-- What needs to be done --
In the listing below, find every line with the string "Division" and pull it out.

_ _ _ _ _

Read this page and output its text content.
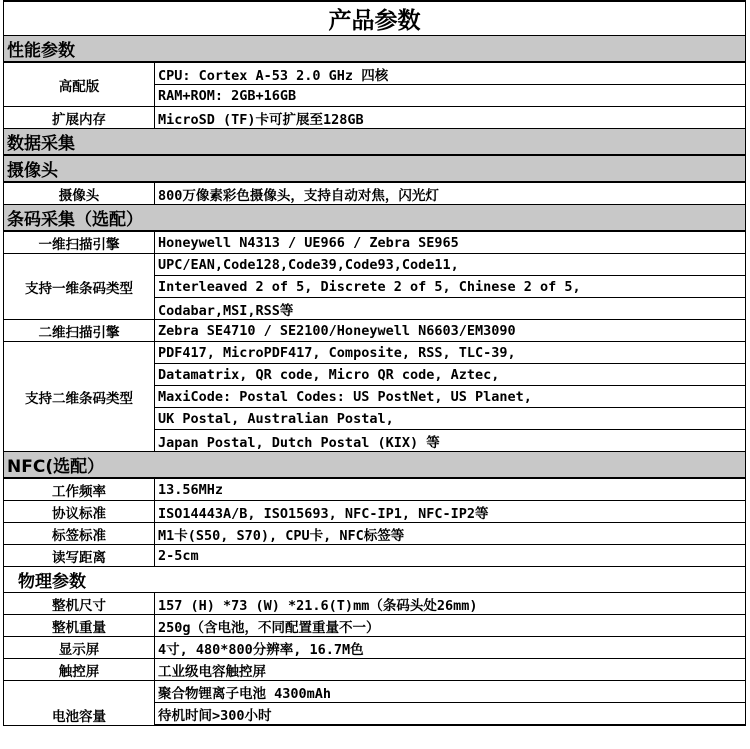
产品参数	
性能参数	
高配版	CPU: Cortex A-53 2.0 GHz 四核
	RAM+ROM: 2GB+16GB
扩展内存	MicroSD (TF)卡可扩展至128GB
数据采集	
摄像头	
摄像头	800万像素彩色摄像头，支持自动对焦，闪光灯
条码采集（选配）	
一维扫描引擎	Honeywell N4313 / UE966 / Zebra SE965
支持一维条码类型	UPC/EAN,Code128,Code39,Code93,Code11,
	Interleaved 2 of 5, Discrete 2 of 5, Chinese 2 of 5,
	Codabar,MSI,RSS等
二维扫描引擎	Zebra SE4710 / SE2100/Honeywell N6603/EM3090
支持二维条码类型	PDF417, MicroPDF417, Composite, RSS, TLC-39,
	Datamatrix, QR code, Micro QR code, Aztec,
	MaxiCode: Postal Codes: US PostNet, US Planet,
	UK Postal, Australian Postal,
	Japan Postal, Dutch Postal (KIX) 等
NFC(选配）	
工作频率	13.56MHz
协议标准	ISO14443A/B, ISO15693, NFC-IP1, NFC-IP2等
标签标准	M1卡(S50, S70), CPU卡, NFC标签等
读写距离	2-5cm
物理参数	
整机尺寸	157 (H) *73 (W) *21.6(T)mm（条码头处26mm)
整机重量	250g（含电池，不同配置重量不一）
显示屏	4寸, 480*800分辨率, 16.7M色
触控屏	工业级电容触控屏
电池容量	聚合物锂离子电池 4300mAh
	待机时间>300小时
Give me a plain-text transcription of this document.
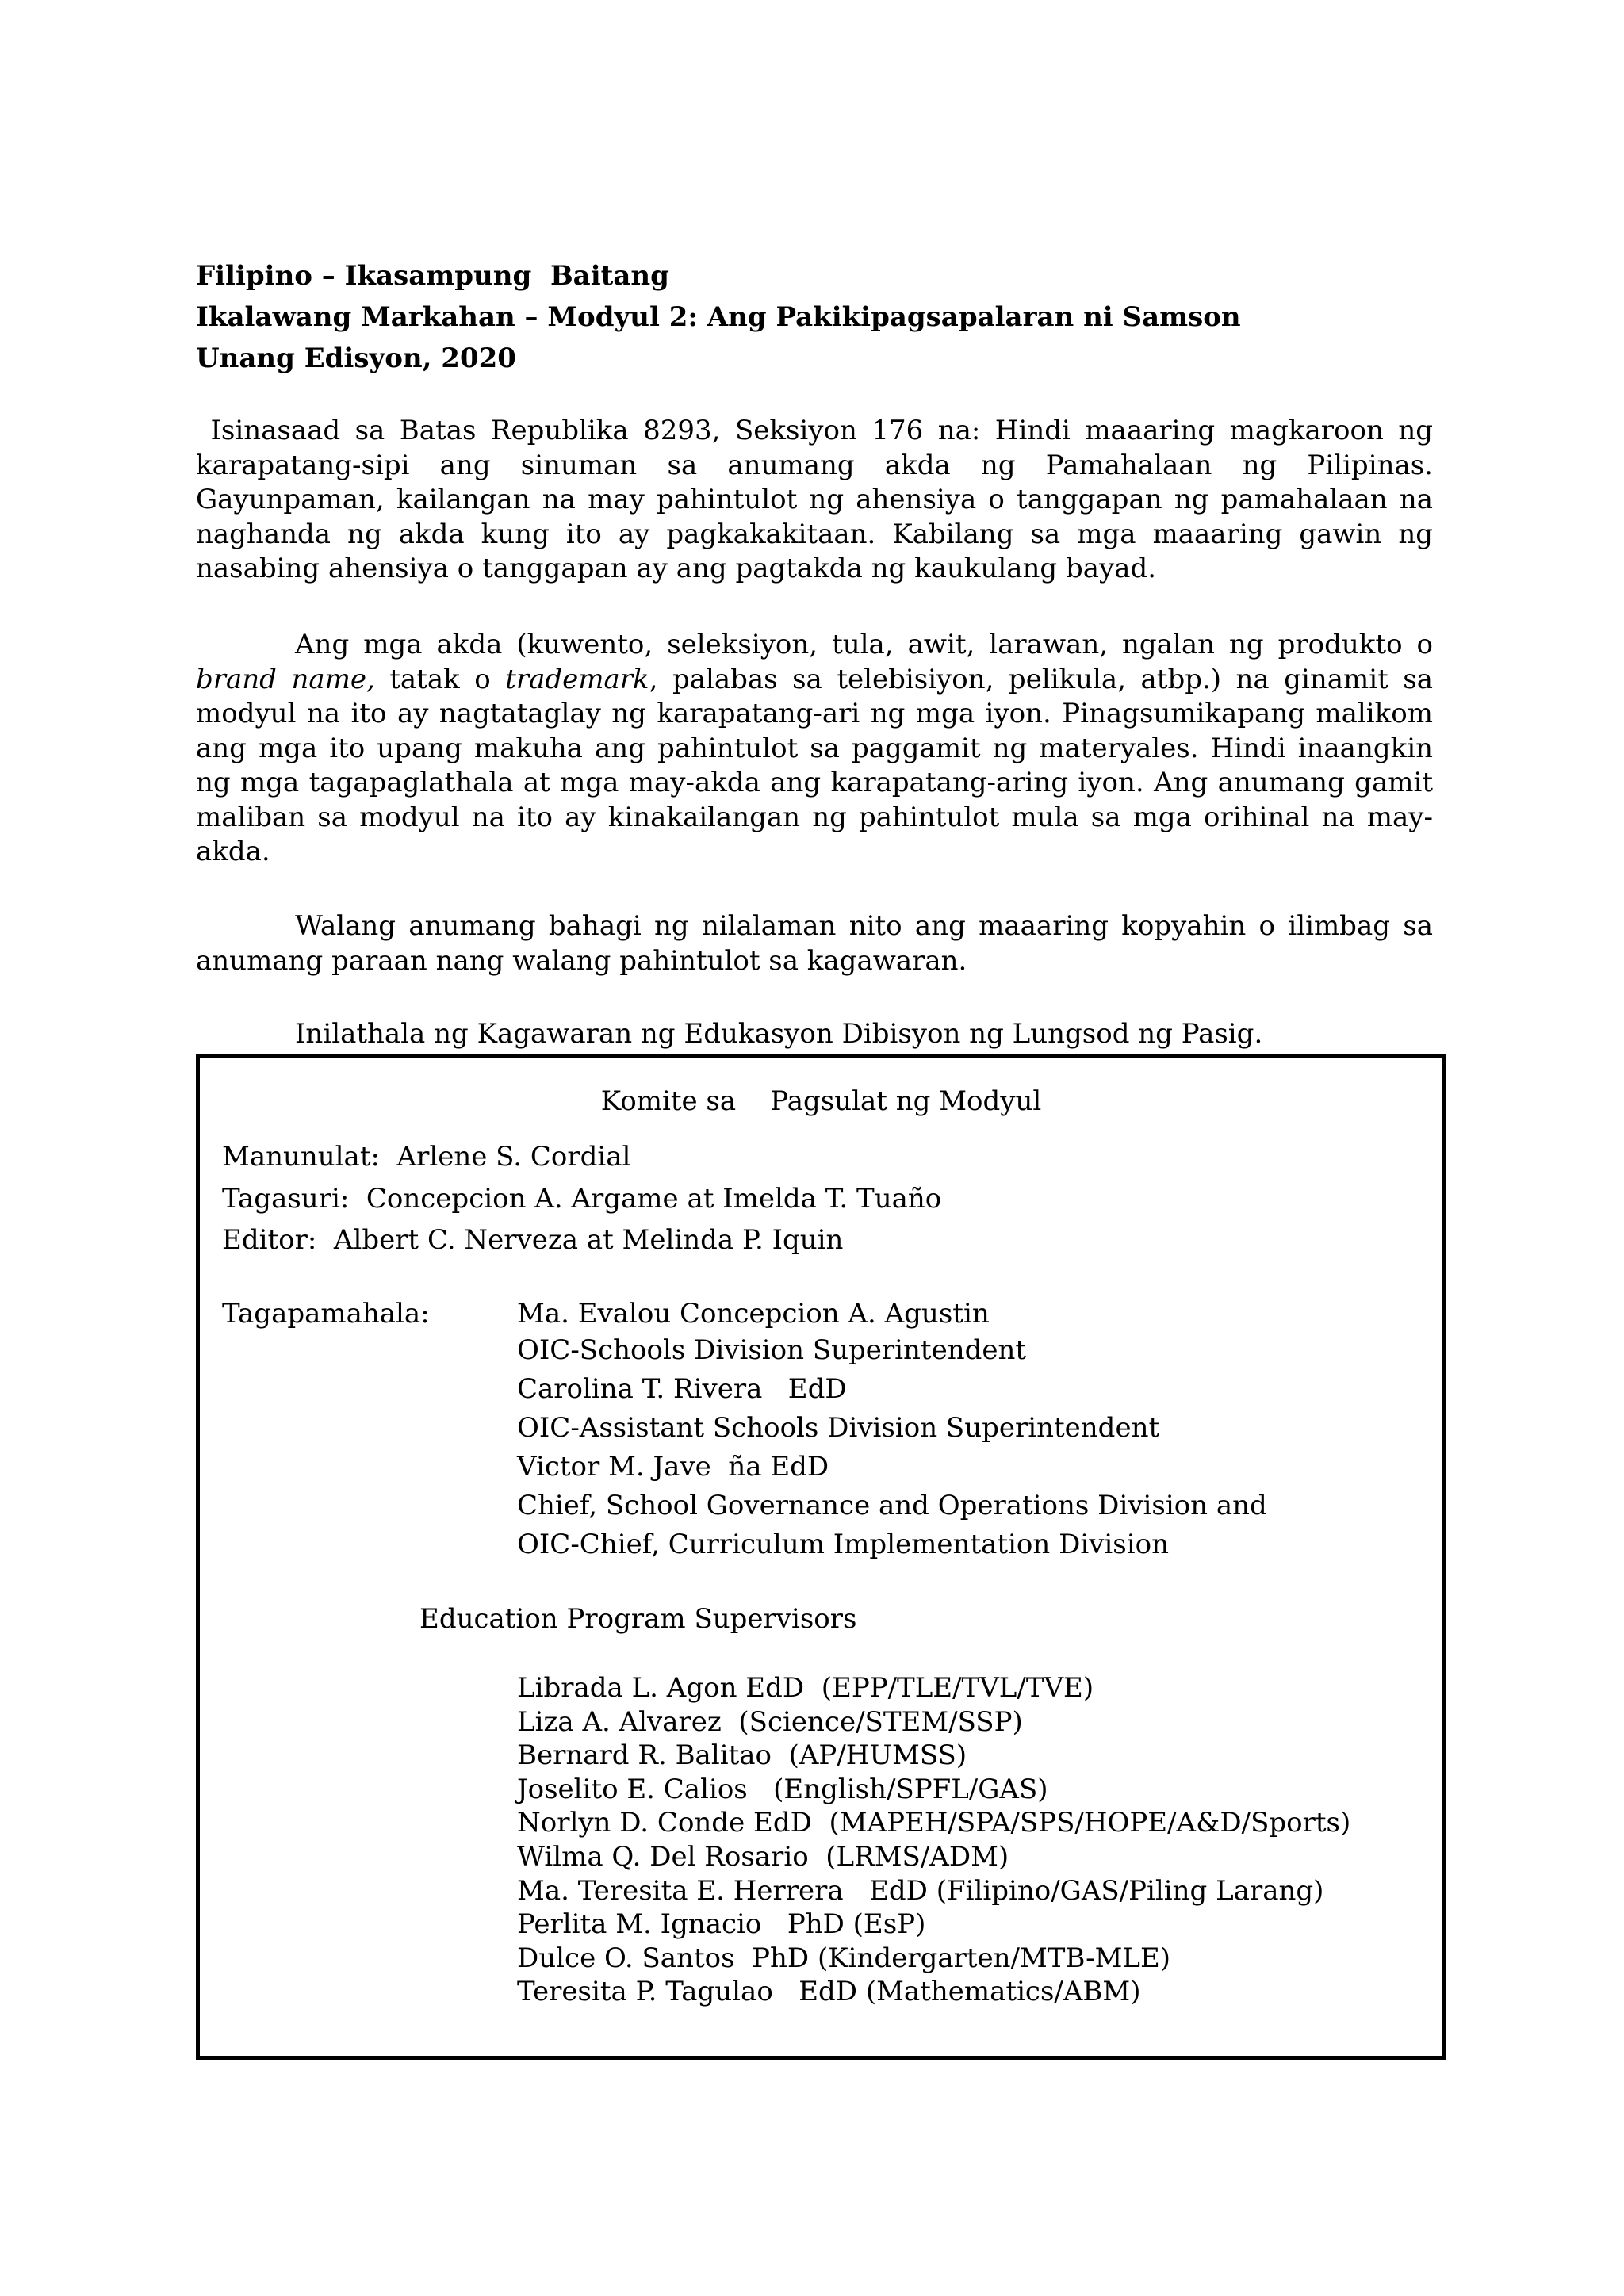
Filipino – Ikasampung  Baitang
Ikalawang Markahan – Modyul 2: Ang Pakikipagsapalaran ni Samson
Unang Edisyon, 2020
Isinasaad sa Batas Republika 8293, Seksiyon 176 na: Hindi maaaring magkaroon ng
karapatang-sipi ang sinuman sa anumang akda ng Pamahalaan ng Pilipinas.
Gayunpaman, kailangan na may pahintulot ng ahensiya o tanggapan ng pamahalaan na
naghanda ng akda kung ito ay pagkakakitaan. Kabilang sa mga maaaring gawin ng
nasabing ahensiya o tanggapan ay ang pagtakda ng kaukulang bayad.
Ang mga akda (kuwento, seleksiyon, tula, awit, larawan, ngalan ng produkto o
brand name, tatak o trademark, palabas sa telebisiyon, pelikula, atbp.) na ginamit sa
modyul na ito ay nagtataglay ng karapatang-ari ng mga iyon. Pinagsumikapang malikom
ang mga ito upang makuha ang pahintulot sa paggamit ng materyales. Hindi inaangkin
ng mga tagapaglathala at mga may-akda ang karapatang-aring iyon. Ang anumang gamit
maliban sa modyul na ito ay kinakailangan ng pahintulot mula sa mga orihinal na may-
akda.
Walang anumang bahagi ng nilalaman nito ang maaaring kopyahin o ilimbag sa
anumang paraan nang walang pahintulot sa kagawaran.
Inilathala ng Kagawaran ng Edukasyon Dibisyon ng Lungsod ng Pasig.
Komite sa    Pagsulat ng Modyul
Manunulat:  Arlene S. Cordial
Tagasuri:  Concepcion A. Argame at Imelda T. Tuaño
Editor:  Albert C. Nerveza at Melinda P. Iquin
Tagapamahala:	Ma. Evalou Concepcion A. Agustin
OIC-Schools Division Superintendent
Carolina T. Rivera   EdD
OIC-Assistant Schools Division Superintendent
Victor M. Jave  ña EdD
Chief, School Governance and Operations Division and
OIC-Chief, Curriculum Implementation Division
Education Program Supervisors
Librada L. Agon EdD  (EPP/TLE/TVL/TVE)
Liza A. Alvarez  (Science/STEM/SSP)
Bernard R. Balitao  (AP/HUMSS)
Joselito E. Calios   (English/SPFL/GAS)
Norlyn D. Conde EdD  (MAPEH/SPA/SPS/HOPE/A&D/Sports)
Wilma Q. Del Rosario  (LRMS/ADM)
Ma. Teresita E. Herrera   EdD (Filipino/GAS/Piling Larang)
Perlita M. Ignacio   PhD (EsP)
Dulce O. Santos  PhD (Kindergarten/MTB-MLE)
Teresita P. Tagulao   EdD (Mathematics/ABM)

_ _ _ _ _

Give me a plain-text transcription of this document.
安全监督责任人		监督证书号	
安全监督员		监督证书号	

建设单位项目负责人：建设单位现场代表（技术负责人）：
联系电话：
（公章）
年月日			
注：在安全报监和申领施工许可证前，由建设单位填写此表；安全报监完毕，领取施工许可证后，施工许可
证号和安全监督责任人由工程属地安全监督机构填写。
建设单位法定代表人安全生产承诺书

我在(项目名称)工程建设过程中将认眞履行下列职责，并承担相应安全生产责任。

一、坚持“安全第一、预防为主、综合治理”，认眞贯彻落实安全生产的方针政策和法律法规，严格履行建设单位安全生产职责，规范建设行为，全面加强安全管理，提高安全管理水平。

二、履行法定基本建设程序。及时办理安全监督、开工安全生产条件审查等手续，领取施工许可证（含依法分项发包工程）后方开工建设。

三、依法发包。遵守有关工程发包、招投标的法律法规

_ _ _ _ _

-- Answer --
OIC-Schools Division Superintendent
OIC-Assistant Schools Division Superintendent
Chief, School Governance and Operations Division and
OIC-Chief, Curriculum Implementation Division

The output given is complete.